> [Written task] Provide the records once more, identical to the original.

> [Working data]

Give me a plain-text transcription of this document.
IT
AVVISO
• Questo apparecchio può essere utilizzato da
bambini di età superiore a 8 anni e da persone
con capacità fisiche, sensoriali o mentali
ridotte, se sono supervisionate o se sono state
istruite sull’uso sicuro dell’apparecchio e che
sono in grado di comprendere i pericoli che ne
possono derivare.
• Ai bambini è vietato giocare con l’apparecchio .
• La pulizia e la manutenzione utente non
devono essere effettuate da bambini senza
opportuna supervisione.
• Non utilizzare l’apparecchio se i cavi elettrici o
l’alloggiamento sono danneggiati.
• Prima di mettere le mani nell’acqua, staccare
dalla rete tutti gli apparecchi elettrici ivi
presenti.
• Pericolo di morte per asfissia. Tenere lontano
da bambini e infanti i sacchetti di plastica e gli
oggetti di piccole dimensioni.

> [Solution to this problem]
Give me a plain-text transcription of this document.
IT
AVVISO
• Questo apparecchio può essere utilizzato da
bambini di età superiore a 8 anni e da persone
con capacità fisiche, sensoriali o mentali
ridotte, se sono supervisionate o se sono state
istruite sull’uso sicuro dell’apparecchio e che
sono in grado di comprendere i pericoli che ne
possono derivare.
• Ai bambini è vietato giocare con l’apparecchio .
• La pulizia e la manutenzione utente non
devono essere effettuate da bambini senza
opportuna supervisione.
• Non utilizzare l’apparecchio se i cavi elettrici o
l’alloggiamento sono danneggiati.
• Prima di mettere le mani nell’acqua, staccare
dalla rete tutti gli apparecchi elettrici ivi
presenti.
• Pericolo di morte per asfissia. Tenere lontano
da bambini e infanti i sacchetti di plastica e gli
oggetti di piccole dimensioni.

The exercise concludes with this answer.